Text excerpt:
-.-.-

# Is Berts Heaven Scent gone?



## melstan775 (Jan 28, 2013)

Watching old Youtube videos and reading various blogs, so many people had things to say about Bert's Heaven Scents.  But his website is gone now. It's hard to imagine someone went out of business when he was obviously well-liked.  Anyone know what happened to him?


----------



## lsg (Jan 28, 2013)

Roxanne Quimby bought him out in 1999 with a house worth $ 130,000.  She then sold 80% of the company to AEA.  Burt's Bees was then sold to Clorox in November.
http://www.treehugger.com/corporate...-behind-burts-bees-it-sold-out-years-ago.html


----------



## melstan775 (Jan 28, 2013)

Not talking about Burt's Bees. That's a soaps company. I am talking about a fragerence oil supplier. Thank you though. Somewhere in there it's been suppressed that Burt's Bees also went through a sale to L'Oreal, and that's when their packaging changed from tin and aluminum to plastic.


----------



## lsg (Jan 28, 2013)

Oops, sorry.  This must not be my night. LOL


----------



## Genny (Jan 30, 2013)

Yep, Berts went out of business a few years ago.  She had some lovely fo's


----------



## melstan775 (Feb 1, 2013)

Just saw this. Thank you for your reply Genny!


----------

-.-.-

Entries provided:
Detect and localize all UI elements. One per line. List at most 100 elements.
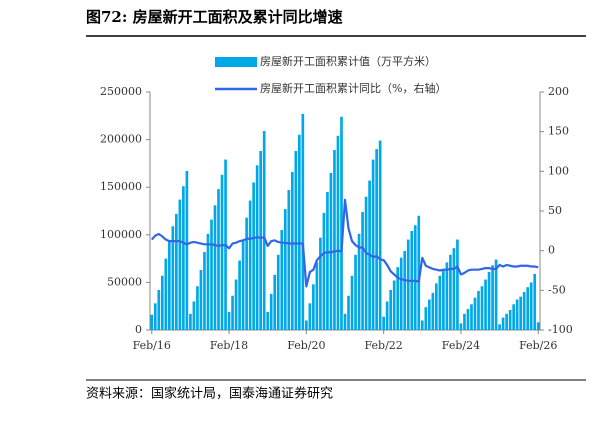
bar (512, 304, 515, 330)
bar (294, 151, 298, 330)
bar (392, 280, 396, 330)
bar (206, 233, 210, 330)
bar (463, 313, 466, 330)
bar (427, 299, 431, 330)
bar (420, 320, 424, 330)
bar (280, 230, 284, 330)
bar (364, 196, 368, 330)
bar (301, 113, 305, 330)
bar (371, 159, 375, 330)
bar (417, 215, 421, 330)
bar (182, 186, 185, 330)
bar (185, 171, 189, 330)
bar (283, 209, 287, 330)
y2-tick-label: 0 (548, 244, 555, 257)
bar (210, 219, 213, 330)
x-tick-label: Feb/18 (210, 339, 248, 352)
bar (389, 290, 393, 330)
bar (491, 265, 494, 330)
bar (536, 322, 540, 330)
bar (413, 225, 417, 330)
bar (245, 217, 248, 330)
bar (308, 303, 312, 330)
bar (273, 274, 277, 330)
bar (494, 259, 498, 330)
bar (262, 131, 266, 330)
bar (347, 295, 350, 330)
bar (396, 267, 400, 330)
bar (217, 189, 220, 330)
bar (231, 295, 234, 330)
bar (220, 174, 224, 330)
x-tick-label: Feb/22 (365, 339, 403, 352)
bar (238, 260, 241, 330)
y-tick-label: 50000 (107, 275, 142, 288)
bar (431, 292, 435, 330)
bar (424, 307, 428, 330)
y-tick-label: 0 (135, 323, 142, 336)
bar (164, 258, 168, 330)
bar (196, 286, 199, 330)
bar (459, 323, 463, 330)
bar (160, 275, 164, 330)
bar (167, 240, 171, 330)
x-tick-label: Feb/20 (287, 339, 325, 352)
y-tick-label: 100000 (100, 228, 142, 241)
bar (350, 275, 354, 330)
bar (449, 254, 452, 330)
bar (406, 239, 410, 330)
bar (326, 191, 329, 330)
bar (319, 237, 322, 330)
bar (234, 279, 238, 330)
y2-tick-label: 200 (548, 85, 569, 98)
bar (178, 199, 182, 330)
bar (266, 311, 270, 330)
bar (315, 262, 319, 330)
bar (312, 284, 315, 330)
source: 资料来源：国家统计局，国泰海通证券研究 (86, 386, 333, 402)
bar (290, 171, 294, 330)
bar (305, 320, 308, 330)
bar (361, 211, 364, 330)
bar (227, 311, 231, 330)
bar (470, 304, 473, 330)
bar (153, 303, 157, 330)
y2-tick-label: 50 (548, 204, 562, 217)
bar (435, 283, 438, 330)
bar (276, 254, 280, 330)
bar (399, 257, 403, 330)
bar (192, 301, 196, 330)
legend-label: 房屋新开工面积累计同比（%，右轴） (260, 81, 446, 95)
bar (157, 290, 161, 330)
bar (259, 151, 263, 330)
y2-tick-label: -50 (548, 283, 566, 296)
bar (487, 271, 491, 330)
bar (322, 212, 326, 330)
bar (526, 287, 530, 330)
bar (287, 190, 291, 330)
y-tick-label: 150000 (100, 180, 142, 193)
bar (269, 293, 273, 330)
bar (501, 317, 505, 330)
bar (522, 291, 526, 330)
bar (445, 262, 449, 330)
bar (354, 254, 357, 330)
bar (336, 135, 340, 330)
bar (255, 165, 259, 330)
bar (442, 270, 445, 330)
bar (171, 226, 175, 330)
bar (505, 313, 508, 330)
bar (438, 275, 442, 330)
y2-tick-label: 100 (548, 164, 569, 177)
y2-tick-label: -100 (548, 323, 573, 336)
bar (213, 205, 217, 330)
bar (519, 296, 523, 330)
bar (533, 273, 537, 330)
bar (456, 239, 459, 330)
bar (175, 213, 178, 330)
bar (382, 316, 385, 330)
bar (248, 200, 252, 330)
bar (378, 140, 382, 330)
bar (452, 248, 456, 330)
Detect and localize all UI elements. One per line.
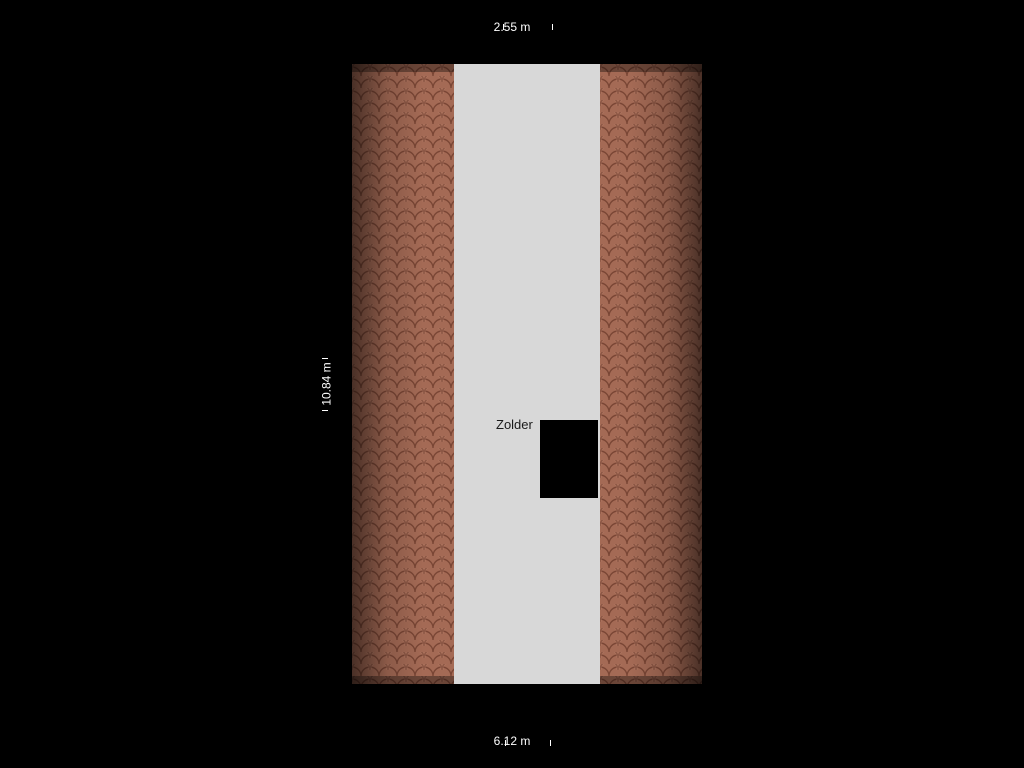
- tick: [505, 740, 506, 746]
- dimension-bottom: 6.12 m: [0, 734, 1024, 748]
- roof-edge: [352, 64, 454, 72]
- plan: Zolder: [352, 64, 702, 684]
- tick: [322, 410, 328, 411]
- dimension-top: 2.55 m: [0, 20, 1024, 34]
- dimension-left: 10.84 m: [320, 362, 334, 405]
- roof-tiles-icon: [600, 64, 702, 684]
- roof-right: [600, 64, 702, 684]
- roof-edge: [600, 64, 702, 72]
- tick: [552, 24, 553, 30]
- tick: [322, 358, 328, 359]
- roof-edge: [600, 676, 702, 684]
- roof-edge: [352, 676, 454, 684]
- floorplan-stage: 2.55 m 6.12 m 10.84 m Zolder: [0, 0, 1024, 768]
- stair-opening: [540, 420, 598, 498]
- tick: [550, 740, 551, 746]
- room-label-zolder: Zolder: [496, 417, 533, 432]
- tick: [503, 24, 504, 30]
- roof-left: [352, 64, 454, 684]
- roof-tiles-icon: [352, 64, 454, 684]
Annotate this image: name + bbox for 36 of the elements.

-.-.-

In the forum thread about Bert's Heaven Scents, who bought Burt out in 1999, and with what? Rely only on the forum thread, not on the listing.

Written solution: Roxanne Quimby bought him out with a house worth $130,000.